◆ EXERCISE REQUIREMENTS:
Print out the entries below with no edits.

------------------------------------------------------------

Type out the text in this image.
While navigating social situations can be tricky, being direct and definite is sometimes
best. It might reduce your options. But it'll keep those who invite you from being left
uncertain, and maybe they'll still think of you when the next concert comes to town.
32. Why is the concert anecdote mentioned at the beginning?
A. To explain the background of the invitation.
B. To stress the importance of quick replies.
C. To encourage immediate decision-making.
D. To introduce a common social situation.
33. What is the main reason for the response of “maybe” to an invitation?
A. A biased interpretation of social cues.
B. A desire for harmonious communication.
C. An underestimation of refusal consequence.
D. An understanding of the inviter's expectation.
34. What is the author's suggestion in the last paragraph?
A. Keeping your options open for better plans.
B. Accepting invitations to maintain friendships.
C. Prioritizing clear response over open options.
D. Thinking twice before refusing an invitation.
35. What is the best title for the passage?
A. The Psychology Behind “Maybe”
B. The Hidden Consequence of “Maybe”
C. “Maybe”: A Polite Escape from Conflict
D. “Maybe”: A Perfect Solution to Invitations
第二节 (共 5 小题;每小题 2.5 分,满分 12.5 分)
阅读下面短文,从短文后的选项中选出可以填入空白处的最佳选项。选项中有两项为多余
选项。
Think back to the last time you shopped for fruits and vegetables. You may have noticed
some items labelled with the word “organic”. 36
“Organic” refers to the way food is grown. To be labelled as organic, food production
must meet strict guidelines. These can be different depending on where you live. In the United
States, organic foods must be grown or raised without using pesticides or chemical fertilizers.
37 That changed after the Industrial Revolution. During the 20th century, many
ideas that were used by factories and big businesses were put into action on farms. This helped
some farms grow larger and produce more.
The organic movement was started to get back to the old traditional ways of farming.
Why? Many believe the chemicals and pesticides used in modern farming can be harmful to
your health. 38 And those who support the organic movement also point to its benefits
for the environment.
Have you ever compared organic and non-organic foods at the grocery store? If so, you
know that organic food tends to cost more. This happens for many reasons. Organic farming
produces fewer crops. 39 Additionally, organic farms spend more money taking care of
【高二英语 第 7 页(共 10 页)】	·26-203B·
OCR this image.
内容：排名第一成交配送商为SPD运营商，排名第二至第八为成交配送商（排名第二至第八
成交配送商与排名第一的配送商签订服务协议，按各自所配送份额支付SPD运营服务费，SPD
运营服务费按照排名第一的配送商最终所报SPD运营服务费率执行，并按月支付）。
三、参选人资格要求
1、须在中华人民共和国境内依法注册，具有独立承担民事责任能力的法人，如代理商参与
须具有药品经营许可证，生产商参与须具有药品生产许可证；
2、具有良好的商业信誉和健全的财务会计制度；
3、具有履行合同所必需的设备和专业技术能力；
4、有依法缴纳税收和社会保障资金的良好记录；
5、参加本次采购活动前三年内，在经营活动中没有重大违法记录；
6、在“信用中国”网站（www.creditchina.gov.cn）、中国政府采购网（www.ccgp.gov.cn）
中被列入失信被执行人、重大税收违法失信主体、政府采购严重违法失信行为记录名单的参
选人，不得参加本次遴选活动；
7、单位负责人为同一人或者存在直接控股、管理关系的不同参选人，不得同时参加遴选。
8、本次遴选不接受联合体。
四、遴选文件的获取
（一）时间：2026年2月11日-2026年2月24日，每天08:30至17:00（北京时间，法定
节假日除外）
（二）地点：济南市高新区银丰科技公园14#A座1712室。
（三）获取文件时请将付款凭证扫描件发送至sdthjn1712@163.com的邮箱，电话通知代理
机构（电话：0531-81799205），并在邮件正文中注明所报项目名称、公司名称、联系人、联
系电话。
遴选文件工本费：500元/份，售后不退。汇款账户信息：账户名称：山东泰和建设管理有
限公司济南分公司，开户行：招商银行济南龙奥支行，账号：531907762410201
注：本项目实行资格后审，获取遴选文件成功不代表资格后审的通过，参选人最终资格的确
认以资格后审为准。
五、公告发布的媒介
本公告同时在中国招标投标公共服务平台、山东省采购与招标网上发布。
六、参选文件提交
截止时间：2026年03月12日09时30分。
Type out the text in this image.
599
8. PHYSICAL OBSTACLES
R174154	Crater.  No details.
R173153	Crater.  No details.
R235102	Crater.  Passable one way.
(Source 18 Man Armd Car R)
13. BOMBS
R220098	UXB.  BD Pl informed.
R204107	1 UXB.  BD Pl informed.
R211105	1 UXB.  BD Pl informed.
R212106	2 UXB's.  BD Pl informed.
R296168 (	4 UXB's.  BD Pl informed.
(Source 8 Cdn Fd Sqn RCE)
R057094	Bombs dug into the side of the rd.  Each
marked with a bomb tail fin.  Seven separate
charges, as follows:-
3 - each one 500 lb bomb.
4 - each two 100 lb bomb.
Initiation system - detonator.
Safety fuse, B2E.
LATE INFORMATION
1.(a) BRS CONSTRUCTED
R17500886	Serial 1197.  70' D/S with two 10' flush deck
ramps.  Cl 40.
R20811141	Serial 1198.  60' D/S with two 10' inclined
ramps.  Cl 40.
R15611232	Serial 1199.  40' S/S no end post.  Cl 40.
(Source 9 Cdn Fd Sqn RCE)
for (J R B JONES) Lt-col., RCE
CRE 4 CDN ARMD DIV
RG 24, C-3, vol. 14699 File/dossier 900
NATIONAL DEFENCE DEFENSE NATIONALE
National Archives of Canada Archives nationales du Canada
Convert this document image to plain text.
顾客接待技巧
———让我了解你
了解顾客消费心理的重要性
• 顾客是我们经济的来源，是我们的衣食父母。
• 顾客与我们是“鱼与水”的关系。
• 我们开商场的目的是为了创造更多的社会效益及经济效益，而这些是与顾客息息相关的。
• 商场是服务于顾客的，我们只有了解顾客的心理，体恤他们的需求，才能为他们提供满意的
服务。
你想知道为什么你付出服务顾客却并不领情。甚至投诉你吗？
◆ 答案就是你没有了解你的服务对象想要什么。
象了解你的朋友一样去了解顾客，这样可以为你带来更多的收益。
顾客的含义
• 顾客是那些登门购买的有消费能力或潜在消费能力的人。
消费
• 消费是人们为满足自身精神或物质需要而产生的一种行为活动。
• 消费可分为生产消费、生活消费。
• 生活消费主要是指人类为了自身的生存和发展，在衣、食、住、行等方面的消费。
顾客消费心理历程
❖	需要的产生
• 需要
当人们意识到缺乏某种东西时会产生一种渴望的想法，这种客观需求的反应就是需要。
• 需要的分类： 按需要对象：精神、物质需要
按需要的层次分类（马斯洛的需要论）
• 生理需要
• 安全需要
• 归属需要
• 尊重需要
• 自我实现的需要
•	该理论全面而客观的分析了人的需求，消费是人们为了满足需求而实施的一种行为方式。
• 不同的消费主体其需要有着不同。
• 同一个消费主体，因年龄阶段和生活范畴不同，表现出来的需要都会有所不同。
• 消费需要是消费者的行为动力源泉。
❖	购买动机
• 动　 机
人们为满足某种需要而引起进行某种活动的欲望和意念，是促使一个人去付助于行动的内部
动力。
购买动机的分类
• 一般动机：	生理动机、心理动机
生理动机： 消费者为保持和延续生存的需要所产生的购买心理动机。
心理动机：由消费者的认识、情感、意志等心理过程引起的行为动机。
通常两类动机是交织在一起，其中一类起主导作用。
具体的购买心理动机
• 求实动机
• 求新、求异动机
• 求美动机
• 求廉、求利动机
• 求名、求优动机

------------------------------------------------------------

◆ RESPONSE TO THIS EXERCISE:
Type out the text in this image.
While navigating social situations can be tricky, being direct and definite is sometimes
best. It might reduce your options. But it'll keep those who invite you from being left
uncertain, and maybe they'll still think of you when the next concert comes to town.
32. Why is the concert anecdote mentioned at the beginning?
A. To explain the background of the invitation.
B. To stress the importance of quick replies.
C. To encourage immediate decision-making.
D. To introduce a common social situation.
33. What is the main reason for the response of “maybe” to an invitation?
A. A biased interpretation of social cues.
B. A desire for harmonious communication.
C. An underestimation of refusal consequence.
D. An understanding of the inviter's expectation.
34. What is the author's suggestion in the last paragraph?
A. Keeping your options open for better plans.
B. Accepting invitations to maintain friendships.
C. Prioritizing clear response over open options.
D. Thinking twice before refusing an invitation.
35. What is the best title for the passage?
A. The Psychology Behind “Maybe”
B. The Hidden Consequence of “Maybe”
C. “Maybe”: A Polite Escape from Conflict
D. “Maybe”: A Perfect Solution to Invitations
第二节 (共 5 小题;每小题 2.5 分,满分 12.5 分)
阅读下面短文,从短文后的选项中选出可以填入空白处的最佳选项。选项中有两项为多余
选项。
Think back to the last time you shopped for fruits and vegetables. You may have noticed
some items labelled with the word “organic”. 36
“Organic” refers to the way food is grown. To be labelled as organic, food production
must meet strict guidelines. These can be different depending on where you live. In the United
States, organic foods must be grown or raised without using pesticides or chemical fertilizers.
37 That changed after the Industrial Revolution. During the 20th century, many
ideas that were used by factories and big businesses were put into action on farms. This helped
some farms grow larger and produce more.
The organic movement was started to get back to the old traditional ways of farming.
Why? Many believe the chemicals and pesticides used in modern farming can be harmful to
your health. 38 And those who support the organic movement also point to its benefits
for the environment.
Have you ever compared organic and non-organic foods at the grocery store? If so, you
know that organic food tends to cost more. This happens for many reasons. Organic farming
produces fewer crops. 39 Additionally, organic farms spend more money taking care of
【高二英语 第 7 页(共 10 页)】	·26-203B·
OCR this image.
内容：排名第一成交配送商为SPD运营商，排名第二至第八为成交配送商（排名第二至第八
成交配送商与排名第一的配送商签订服务协议，按各自所配送份额支付SPD运营服务费，SPD
运营服务费按照排名第一的配送商最终所报SPD运营服务费率执行，并按月支付）。
三、参选人资格要求
1、须在中华人民共和国境内依法注册，具有独立承担民事责任能力的法人，如代理商参与
须具有药品经营许可证，生产商参与须具有药品生产许可证；
2、具有良好的商业信誉和健全的财务会计制度；
3、具有履行合同所必需的设备和专业技术能力；
4、有依法缴纳税收和社会保障资金的良好记录；
5、参加本次采购活动前三年内，在经营活动中没有重大违法记录；
6、在“信用中国”网站（www.creditchina.gov.cn）、中国政府采购网（www.ccgp.gov.cn）
中被列入失信被执行人、重大税收违法失信主体、政府采购严重违法失信行为记录名单的参
选人，不得参加本次遴选活动；
7、单位负责人为同一人或者存在直接控股、管理关系的不同参选人，不得同时参加遴选。
8、本次遴选不接受联合体。
四、遴选文件的获取
（一）时间：2026年2月11日-2026年2月24日，每天08:30至17:00（北京时间，法定
节假日除外）
（二）地点：济南市高新区银丰科技公园14#A座1712室。
（三）获取文件时请将付款凭证扫描件发送至sdthjn1712@163.com的邮箱，电话通知代理
机构（电话：0531-81799205），并在邮件正文中注明所报项目名称、公司名称、联系人、联
系电话。
遴选文件工本费：500元/份，售后不退。汇款账户信息：账户名称：山东泰和建设管理有
限公司济南分公司，开户行：招商银行济南龙奥支行，账号：531907762410201
注：本项目实行资格后审，获取遴选文件成功不代表资格后审的通过，参选人最终资格的确
认以资格后审为准。
五、公告发布的媒介
本公告同时在中国招标投标公共服务平台、山东省采购与招标网上发布。
六、参选文件提交
截止时间：2026年03月12日09时30分。
Type out the text in this image.
599
8. PHYSICAL OBSTACLES
R174154	Crater.  No details.
R173153	Crater.  No details.
R235102	Crater.  Passable one way.
(Source 18 Man Armd Car R)
13. BOMBS
R220098	UXB.  BD Pl informed.
R204107	1 UXB.  BD Pl informed.
R211105	1 UXB.  BD Pl informed.
R212106	2 UXB's.  BD Pl informed.
R296168 (	4 UXB's.  BD Pl informed.
(Source 8 Cdn Fd Sqn RCE)
R057094	Bombs dug into the side of the rd.  Each
marked with a bomb tail fin.  Seven separate
charges, as follows:-
3 - each one 500 lb bomb.
4 - each two 100 lb bomb.
Initiation system - detonator.
Safety fuse, B2E.
LATE INFORMATION
1.(a) BRS CONSTRUCTED
R17500886	Serial 1197.  70' D/S with two 10' flush deck
ramps.  Cl 40.
R20811141	Serial 1198.  60' D/S with two 10' inclined
ramps.  Cl 40.
R15611232	Serial 1199.  40' S/S no end post.  Cl 40.
(Source 9 Cdn Fd Sqn RCE)
for (J R B JONES) Lt-col., RCE
CRE 4 CDN ARMD DIV
RG 24, C-3, vol. 14699 File/dossier 900
NATIONAL DEFENCE DEFENSE NATIONALE
National Archives of Canada Archives nationales du Canada
Convert this document image to plain text.
顾客接待技巧
———让我了解你
了解顾客消费心理的重要性
• 顾客是我们经济的来源，是我们的衣食父母。
• 顾客与我们是“鱼与水”的关系。
• 我们开商场的目的是为了创造更多的社会效益及经济效益，而这些是与顾客息息相关的。
• 商场是服务于顾客的，我们只有了解顾客的心理，体恤他们的需求，才能为他们提供满意的
服务。
你想知道为什么你付出服务顾客却并不领情。甚至投诉你吗？
◆ 答案就是你没有了解你的服务对象想要什么。
象了解你的朋友一样去了解顾客，这样可以为你带来更多的收益。
顾客的含义
• 顾客是那些登门购买的有消费能力或潜在消费能力的人。
消费
• 消费是人们为满足自身精神或物质需要而产生的一种行为活动。
• 消费可分为生产消费、生活消费。
• 生活消费主要是指人类为了自身的生存和发展，在衣、食、住、行等方面的消费。
顾客消费心理历程
❖	需要的产生
• 需要
当人们意识到缺乏某种东西时会产生一种渴望的想法，这种客观需求的反应就是需要。
• 需要的分类： 按需要对象：精神、物质需要
按需要的层次分类（马斯洛的需要论）
• 生理需要
• 安全需要
• 归属需要
• 尊重需要
• 自我实现的需要
•	该理论全面而客观的分析了人的需求，消费是人们为了满足需求而实施的一种行为方式。
• 不同的消费主体其需要有着不同。
• 同一个消费主体，因年龄阶段和生活范畴不同，表现出来的需要都会有所不同。
• 消费需要是消费者的行为动力源泉。
❖	购买动机
• 动　 机
人们为满足某种需要而引起进行某种活动的欲望和意念，是促使一个人去付助于行动的内部
动力。
购买动机的分类
• 一般动机：	生理动机、心理动机
生理动机： 消费者为保持和延续生存的需要所产生的购买心理动机。
心理动机：由消费者的认识、情感、意志等心理过程引起的行为动机。
通常两类动机是交织在一起，其中一类起主导作用。
具体的购买心理动机
• 求实动机
• 求新、求异动机
• 求美动机
• 求廉、求利动机
• 求名、求优动机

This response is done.